• _Problems and tasks_
1) According to the passage on Globalstar's FCC filing, which frequency range does Globalstar now want to use for low-power terrestrial broadband services?
2) Summarize the passage on Globalstar's FCC filing in two sentences.
3) Continue the passage on Globalstar's FCC filing from its final sentence.

• _Document segment_
________________
The move, reported by Network World last week, represents a big change in Globalstar’s plans. The company said in a filing with the FCC last week that while it still strongly believes in the NPRM’s proposal for more intensive use of Globalstar’s 11.5 megahertz of licensed mobile satellite service (MSS) spectrum in the 2.4 gigahertz band and 10.5 MHz of unlicensed spectrum in the adjacent band, the proposed use of the unlicensed ISM band raised “a number of technical and policy objections” that delayed the proceeding as well as the investment that, it contends, would have led to improved broadband at 2.4 GHz.

Globalstar is now asking the commission to adopt a subset of the rules proposed in the NPRM and permit Globalstar to use its 11.5 MHz of licensed MSS spectrum at 2483.5-2495 MHz for low-power terrestrial broadband services.

“Globalstar’s revised proposal should resolve all remaining interference-related concerns in this proceeding as well as policy issues related to use of the 10.5 megahertz of unlicensed ISM spectrum,” Globalstar said in the filing. “This revised approach should allow the Commission to move forward with confidence that this spectrum will be rapidly utilized for the benefit of consumers. In particular, this revised proposal should eliminate objections relating to Globalstar’s proposed operations below 2483.5 MHz and alleged detrimental interference to Wi-Fi systems and Bluetooth operations in the unlicensed ISM band."
________________
• _Study material_
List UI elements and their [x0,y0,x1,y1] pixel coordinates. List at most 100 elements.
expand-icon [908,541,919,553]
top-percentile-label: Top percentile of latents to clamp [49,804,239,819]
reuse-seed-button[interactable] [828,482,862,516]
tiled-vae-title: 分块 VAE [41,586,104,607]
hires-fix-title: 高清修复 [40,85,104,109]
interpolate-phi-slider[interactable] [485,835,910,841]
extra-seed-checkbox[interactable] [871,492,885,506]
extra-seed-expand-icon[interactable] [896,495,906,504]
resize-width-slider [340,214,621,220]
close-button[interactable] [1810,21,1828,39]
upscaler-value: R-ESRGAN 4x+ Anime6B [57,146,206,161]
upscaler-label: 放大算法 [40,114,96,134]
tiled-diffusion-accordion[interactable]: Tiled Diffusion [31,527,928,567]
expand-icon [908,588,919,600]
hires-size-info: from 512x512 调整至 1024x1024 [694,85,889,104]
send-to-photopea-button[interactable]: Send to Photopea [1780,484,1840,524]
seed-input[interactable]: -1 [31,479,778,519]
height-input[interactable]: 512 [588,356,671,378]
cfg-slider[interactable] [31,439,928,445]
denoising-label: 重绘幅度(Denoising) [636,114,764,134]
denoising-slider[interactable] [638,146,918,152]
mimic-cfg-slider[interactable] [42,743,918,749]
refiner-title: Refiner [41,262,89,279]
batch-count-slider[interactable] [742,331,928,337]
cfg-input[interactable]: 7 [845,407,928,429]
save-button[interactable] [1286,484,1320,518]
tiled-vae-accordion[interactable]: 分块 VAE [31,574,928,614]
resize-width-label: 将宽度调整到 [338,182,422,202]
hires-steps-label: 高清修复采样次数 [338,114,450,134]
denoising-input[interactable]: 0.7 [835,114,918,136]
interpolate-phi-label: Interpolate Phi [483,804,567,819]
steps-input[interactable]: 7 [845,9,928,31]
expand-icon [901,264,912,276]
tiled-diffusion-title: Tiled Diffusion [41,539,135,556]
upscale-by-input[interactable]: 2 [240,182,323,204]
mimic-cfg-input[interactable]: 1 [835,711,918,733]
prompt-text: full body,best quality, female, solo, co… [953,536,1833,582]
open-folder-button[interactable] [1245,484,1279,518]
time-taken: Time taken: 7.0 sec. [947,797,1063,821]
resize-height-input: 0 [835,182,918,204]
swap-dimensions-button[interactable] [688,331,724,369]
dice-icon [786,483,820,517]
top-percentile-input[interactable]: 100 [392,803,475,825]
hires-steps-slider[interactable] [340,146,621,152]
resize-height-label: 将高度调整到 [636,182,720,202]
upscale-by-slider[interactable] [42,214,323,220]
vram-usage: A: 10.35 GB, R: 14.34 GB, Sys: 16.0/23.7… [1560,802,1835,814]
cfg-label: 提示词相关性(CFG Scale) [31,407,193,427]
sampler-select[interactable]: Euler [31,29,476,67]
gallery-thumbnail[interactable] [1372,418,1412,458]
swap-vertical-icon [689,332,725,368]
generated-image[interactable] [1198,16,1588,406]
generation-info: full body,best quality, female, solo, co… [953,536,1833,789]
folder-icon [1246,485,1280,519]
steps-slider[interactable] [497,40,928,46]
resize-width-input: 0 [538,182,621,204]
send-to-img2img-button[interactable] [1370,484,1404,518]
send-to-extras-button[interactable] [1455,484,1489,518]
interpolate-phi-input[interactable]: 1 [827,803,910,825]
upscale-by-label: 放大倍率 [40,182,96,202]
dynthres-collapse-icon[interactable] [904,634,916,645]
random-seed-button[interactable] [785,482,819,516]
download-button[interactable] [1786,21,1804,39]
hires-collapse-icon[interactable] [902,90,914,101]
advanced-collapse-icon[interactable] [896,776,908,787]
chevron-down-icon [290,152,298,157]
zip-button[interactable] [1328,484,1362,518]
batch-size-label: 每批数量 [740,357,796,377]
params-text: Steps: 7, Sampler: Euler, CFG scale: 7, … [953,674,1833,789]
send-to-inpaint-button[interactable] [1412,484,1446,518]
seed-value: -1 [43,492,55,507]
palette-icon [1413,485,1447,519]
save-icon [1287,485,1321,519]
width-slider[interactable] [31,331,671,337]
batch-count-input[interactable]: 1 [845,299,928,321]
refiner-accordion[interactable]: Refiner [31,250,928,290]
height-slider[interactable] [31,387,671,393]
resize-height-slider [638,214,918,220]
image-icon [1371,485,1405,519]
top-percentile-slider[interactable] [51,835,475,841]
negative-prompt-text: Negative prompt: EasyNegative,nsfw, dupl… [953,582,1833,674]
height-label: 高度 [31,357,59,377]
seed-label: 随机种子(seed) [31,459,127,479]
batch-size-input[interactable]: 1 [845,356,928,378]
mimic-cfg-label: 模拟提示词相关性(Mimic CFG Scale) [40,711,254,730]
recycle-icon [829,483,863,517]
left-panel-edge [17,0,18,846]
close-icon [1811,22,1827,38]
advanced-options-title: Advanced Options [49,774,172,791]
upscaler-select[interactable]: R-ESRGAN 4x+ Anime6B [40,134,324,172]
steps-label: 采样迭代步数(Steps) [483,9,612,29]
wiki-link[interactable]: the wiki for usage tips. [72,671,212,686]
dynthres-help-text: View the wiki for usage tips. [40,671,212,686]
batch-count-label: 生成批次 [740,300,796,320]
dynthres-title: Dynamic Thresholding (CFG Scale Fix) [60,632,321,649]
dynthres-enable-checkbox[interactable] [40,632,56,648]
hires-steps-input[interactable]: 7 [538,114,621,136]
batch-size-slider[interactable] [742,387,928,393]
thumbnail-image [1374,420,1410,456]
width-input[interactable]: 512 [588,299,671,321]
________________
• _Replies_
1) The range is 2483.5-2495 MHz, its 11.5 MHz of licensed MSS spectrum.

2) Globalstar told the FCC that the proposed use of the adjacent unlicensed ISM band had drawn technical and policy objections that delayed the proceeding. It now asks the commission to adopt only part of the proposed rules and let it use its 11.5 MHz of licensed MSS spectrum at 2483.5-2495 MHz for low-power terrestrial broadband, arguing that this should resolve concerns about interference with Wi-Fi and Bluetooth.

3)
In addition, "although the record demonstrates that such interference allegations are without merit, in the interest of moving forward, Globalstar asks the Commission to adopt rules expeditiously for low-power terrestrial operations at 2483.5-2495 MHz,” the company said in the 7-page filing.

A company spokeswoman told FierceWirelessTech that the company had no further comment. The company said in the filing that it plans to use its 11.5 MHz of  licensed spectrum at 2483.5-2495 MHz for low-power operations that support traditional mobile broadband services, including a variety of voice, data and text applications.

“We are still evaluating whether Globalstar’s new proposal resolves our interference concerns or raises new ones,” said Mark Powell, executive director, Bluetooth SIG, in a statement to FierceWirelessTech today. “The new Globalstar proposal also appears to not require any special rules just for Globalstar regarding their use of the ISM spectrum, in which case our fairness concerns will be addressed.”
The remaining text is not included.